Objective:
Find how many lines hold the word "USERS" and give that number only.

---------- Record set ----------

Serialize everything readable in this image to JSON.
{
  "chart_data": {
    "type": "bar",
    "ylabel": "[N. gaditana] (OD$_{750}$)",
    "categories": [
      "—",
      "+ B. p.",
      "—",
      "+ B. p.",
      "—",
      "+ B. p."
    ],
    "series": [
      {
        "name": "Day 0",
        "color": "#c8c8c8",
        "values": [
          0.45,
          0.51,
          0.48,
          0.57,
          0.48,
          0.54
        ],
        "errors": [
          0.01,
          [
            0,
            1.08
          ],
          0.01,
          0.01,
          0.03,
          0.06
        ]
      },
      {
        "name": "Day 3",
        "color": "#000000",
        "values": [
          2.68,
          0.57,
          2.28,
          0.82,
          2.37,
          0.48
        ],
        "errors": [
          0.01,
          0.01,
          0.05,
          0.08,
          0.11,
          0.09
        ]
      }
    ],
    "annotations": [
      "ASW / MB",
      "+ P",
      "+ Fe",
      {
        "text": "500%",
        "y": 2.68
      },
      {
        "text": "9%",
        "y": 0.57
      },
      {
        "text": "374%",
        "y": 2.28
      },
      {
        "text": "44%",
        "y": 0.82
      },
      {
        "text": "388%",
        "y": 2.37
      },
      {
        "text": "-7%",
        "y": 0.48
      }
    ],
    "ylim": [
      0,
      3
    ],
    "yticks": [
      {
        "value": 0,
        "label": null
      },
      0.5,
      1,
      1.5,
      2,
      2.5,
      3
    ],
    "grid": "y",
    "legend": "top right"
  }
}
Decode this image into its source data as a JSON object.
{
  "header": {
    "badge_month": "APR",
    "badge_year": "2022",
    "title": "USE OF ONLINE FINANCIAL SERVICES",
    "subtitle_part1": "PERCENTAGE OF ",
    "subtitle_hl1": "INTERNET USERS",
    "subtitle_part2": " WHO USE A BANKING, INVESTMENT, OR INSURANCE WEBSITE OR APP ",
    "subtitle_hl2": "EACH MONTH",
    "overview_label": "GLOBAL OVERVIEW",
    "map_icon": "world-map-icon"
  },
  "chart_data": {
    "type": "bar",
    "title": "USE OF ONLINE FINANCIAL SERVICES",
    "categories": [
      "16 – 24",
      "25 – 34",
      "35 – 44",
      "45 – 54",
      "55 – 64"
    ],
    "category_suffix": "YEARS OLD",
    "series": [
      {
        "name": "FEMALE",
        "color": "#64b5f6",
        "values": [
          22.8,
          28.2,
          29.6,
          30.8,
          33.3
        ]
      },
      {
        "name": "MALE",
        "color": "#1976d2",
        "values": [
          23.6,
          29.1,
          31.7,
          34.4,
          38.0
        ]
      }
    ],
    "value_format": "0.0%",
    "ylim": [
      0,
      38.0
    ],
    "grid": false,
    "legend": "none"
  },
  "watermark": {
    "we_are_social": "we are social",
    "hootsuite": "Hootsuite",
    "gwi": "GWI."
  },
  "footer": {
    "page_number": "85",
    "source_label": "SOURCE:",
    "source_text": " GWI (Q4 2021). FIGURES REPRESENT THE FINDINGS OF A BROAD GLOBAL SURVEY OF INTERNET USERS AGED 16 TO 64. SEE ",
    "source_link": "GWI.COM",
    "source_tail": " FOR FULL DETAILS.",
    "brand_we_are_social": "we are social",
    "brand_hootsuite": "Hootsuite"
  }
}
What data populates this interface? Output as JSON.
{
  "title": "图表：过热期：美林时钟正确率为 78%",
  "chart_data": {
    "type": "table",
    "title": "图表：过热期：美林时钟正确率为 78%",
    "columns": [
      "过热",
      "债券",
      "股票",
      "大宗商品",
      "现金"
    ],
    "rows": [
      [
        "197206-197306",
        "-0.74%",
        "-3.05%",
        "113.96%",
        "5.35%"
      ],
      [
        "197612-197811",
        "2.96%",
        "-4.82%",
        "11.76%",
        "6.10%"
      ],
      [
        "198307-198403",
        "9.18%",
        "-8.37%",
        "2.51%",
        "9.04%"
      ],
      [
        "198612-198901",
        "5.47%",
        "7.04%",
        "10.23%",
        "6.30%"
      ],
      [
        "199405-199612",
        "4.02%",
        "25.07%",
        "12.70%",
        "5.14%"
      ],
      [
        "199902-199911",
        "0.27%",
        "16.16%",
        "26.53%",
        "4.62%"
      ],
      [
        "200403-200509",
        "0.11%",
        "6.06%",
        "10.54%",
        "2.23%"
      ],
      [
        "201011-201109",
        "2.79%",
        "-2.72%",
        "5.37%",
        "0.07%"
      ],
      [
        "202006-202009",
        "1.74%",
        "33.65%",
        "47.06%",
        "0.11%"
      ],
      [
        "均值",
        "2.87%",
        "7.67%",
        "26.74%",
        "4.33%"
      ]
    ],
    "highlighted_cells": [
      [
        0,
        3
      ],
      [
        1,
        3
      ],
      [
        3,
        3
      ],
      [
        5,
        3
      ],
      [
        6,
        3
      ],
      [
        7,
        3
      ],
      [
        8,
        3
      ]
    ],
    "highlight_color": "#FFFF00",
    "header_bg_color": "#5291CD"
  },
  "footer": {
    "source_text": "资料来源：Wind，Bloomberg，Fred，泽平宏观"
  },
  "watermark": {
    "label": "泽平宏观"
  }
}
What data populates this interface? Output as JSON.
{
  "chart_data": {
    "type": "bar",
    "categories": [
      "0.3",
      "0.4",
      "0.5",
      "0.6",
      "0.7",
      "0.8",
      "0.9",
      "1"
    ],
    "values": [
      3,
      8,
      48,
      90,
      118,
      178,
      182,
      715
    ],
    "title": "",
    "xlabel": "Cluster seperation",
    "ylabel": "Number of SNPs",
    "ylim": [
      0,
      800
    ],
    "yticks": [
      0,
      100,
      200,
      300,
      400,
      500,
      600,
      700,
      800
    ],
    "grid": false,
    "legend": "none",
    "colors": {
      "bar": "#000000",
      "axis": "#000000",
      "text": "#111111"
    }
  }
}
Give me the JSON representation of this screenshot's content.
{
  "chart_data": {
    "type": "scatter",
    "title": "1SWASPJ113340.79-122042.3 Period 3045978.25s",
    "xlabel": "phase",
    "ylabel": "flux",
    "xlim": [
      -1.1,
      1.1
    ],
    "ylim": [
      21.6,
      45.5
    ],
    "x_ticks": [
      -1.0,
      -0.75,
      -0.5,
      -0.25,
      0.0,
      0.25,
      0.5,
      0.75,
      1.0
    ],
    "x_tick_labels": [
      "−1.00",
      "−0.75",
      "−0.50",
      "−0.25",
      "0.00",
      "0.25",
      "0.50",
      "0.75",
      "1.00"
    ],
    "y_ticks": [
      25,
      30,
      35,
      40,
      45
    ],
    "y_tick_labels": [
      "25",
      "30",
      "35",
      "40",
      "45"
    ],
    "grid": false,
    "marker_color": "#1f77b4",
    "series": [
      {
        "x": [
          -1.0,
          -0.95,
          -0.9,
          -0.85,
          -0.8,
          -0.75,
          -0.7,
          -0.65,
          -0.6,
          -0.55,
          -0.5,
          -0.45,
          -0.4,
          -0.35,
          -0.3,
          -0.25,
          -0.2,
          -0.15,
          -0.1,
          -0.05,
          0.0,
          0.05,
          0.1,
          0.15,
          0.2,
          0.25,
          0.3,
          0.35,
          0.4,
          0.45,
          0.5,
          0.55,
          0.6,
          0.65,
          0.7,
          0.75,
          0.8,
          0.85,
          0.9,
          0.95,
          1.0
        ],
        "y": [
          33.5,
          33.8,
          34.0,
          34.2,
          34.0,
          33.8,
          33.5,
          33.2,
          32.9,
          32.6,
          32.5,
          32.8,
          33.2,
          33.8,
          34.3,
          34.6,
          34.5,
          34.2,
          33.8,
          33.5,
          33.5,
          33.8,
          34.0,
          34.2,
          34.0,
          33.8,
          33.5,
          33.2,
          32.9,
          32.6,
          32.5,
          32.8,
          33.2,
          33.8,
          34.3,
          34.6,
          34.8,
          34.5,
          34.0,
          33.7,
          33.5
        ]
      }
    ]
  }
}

----------

Worked answer:
2